• Given problem:
Gather, from the data below, each line in which the word "Enter" occurs.

• The data:

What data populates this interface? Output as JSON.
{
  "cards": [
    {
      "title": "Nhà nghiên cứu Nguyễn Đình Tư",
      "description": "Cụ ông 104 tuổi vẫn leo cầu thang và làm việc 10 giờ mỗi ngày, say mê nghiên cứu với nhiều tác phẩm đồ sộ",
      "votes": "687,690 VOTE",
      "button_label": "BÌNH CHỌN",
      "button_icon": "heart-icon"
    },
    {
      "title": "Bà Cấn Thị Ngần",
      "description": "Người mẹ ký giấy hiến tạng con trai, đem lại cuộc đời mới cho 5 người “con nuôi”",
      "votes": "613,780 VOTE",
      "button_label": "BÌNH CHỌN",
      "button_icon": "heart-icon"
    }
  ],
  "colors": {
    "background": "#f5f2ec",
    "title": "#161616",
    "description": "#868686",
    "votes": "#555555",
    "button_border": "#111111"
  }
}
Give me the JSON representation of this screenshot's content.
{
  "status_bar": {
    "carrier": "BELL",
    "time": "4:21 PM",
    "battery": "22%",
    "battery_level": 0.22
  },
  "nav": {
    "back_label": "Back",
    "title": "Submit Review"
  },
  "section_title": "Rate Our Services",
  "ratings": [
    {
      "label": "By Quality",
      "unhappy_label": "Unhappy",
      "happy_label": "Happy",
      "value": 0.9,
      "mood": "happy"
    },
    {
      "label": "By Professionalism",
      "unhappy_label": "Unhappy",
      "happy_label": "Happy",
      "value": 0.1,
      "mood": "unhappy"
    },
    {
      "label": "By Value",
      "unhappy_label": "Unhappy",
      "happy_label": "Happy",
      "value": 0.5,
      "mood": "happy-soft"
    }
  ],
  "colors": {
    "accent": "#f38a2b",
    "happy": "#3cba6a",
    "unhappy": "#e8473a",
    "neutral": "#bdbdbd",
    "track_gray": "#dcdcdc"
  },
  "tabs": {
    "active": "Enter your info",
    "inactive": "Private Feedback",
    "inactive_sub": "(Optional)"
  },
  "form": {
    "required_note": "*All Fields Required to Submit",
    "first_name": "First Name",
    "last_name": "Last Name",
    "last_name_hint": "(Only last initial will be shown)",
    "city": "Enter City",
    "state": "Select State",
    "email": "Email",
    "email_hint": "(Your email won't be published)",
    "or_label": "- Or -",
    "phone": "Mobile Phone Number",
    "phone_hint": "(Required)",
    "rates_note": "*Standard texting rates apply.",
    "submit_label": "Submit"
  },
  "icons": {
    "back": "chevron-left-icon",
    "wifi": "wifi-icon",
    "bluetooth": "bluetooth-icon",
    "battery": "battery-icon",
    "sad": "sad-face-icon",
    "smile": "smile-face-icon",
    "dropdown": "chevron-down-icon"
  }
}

• Written response:
    "active": "Enter your info",
    "city": "Enter City",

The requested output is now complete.